REQUIRED TASK: Find the word "type" in the material below and gather every line that contains it.

(Dataset listings of figures)
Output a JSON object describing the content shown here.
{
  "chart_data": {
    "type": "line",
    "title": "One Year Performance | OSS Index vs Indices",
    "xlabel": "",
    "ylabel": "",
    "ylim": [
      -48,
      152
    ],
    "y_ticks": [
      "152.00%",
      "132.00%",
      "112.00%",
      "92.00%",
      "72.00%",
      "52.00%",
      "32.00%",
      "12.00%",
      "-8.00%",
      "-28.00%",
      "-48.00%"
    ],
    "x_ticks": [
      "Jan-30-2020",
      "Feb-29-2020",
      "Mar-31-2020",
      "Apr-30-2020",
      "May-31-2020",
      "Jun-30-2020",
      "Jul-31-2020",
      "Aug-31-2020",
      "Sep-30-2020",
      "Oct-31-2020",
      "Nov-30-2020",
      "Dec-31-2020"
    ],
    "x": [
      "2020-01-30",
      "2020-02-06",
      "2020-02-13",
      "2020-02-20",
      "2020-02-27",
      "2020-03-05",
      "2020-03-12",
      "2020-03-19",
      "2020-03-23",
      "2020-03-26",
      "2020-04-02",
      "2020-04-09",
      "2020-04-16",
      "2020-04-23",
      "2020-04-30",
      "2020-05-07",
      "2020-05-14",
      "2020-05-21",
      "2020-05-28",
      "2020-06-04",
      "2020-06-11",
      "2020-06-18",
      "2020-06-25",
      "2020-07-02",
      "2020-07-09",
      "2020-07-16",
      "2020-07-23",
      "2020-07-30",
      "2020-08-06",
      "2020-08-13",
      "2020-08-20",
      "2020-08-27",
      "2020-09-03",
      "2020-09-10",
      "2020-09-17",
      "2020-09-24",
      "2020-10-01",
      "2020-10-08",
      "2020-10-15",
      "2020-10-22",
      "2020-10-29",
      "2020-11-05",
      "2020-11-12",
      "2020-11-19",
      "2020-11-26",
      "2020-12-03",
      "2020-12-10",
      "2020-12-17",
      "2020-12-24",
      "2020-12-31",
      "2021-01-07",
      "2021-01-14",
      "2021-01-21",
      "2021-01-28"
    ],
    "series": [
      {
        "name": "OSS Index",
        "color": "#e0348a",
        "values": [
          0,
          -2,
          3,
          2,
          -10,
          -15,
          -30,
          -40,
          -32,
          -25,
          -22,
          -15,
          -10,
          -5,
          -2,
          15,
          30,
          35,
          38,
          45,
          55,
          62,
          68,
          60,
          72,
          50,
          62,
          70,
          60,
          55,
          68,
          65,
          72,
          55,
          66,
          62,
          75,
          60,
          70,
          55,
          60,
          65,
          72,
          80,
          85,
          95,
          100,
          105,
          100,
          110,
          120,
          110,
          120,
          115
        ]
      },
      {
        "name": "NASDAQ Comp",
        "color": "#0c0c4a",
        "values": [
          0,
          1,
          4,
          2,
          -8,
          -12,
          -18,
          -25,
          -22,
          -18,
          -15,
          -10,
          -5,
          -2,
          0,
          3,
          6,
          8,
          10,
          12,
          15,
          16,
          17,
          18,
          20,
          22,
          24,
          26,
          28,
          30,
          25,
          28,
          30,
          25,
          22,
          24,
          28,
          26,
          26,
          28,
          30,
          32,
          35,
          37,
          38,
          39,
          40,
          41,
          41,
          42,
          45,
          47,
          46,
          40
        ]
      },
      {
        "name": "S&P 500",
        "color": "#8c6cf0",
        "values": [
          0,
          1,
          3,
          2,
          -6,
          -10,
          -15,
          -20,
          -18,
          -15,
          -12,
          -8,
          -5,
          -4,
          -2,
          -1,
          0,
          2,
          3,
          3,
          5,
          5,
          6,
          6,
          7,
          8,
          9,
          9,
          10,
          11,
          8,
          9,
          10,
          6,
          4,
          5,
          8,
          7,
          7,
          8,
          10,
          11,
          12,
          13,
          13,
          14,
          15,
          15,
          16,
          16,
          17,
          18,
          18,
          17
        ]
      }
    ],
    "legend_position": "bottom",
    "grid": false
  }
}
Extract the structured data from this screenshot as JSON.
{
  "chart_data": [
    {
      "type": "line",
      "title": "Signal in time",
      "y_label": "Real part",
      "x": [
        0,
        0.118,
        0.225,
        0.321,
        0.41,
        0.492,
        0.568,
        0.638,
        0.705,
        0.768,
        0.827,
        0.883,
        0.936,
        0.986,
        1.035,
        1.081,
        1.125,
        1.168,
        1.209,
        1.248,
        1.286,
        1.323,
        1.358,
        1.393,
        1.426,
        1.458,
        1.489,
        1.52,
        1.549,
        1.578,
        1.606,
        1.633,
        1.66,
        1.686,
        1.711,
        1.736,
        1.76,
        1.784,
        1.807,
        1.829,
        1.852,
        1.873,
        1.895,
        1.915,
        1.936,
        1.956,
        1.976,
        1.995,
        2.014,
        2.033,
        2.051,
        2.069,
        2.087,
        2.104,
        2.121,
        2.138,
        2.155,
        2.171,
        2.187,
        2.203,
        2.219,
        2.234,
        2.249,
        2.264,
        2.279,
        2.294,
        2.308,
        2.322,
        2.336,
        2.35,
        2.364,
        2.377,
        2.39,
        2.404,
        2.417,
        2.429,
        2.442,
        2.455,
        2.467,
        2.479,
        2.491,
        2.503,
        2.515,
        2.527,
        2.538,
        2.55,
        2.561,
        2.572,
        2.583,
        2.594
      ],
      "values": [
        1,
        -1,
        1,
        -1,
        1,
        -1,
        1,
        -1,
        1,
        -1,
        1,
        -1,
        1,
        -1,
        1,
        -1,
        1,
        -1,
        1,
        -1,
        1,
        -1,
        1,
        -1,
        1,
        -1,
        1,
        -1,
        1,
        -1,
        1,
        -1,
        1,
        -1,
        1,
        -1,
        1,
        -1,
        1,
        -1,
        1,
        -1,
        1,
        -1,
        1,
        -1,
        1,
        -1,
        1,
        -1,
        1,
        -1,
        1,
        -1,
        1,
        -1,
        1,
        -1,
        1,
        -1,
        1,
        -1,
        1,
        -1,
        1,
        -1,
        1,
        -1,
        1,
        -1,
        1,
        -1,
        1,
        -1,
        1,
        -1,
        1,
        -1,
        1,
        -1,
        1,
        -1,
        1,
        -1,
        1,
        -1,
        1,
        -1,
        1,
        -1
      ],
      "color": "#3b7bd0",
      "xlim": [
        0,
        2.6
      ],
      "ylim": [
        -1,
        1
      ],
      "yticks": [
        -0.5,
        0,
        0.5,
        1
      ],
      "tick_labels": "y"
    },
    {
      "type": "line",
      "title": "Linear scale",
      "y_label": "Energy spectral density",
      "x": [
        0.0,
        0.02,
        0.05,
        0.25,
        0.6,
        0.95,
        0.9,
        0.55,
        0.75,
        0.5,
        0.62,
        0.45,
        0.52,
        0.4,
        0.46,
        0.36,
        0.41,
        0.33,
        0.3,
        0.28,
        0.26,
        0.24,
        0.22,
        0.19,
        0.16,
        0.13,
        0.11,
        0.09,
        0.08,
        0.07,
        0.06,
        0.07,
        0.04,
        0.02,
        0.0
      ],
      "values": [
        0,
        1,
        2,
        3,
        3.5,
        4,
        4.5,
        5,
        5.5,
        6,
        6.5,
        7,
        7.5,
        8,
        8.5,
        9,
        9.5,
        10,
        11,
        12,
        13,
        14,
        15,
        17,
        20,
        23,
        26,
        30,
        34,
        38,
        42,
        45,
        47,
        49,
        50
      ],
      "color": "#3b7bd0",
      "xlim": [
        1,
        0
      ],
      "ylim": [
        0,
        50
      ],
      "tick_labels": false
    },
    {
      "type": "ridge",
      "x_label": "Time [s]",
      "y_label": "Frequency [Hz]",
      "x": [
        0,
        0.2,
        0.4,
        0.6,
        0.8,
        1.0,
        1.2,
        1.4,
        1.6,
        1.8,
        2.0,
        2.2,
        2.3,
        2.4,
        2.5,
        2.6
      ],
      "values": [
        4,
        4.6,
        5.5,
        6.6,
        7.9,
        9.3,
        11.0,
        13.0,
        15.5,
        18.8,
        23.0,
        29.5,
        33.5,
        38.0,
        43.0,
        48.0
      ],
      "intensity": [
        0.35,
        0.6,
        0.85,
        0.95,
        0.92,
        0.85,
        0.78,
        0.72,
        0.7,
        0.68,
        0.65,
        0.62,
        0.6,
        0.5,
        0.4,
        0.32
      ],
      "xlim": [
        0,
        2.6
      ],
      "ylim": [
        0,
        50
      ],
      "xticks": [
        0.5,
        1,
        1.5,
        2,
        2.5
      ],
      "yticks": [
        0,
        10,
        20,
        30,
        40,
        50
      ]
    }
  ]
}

CORRECT OUTPUT:
    "type": "line",
      "type": "line",
      "type": "line",
      "type": "ridge",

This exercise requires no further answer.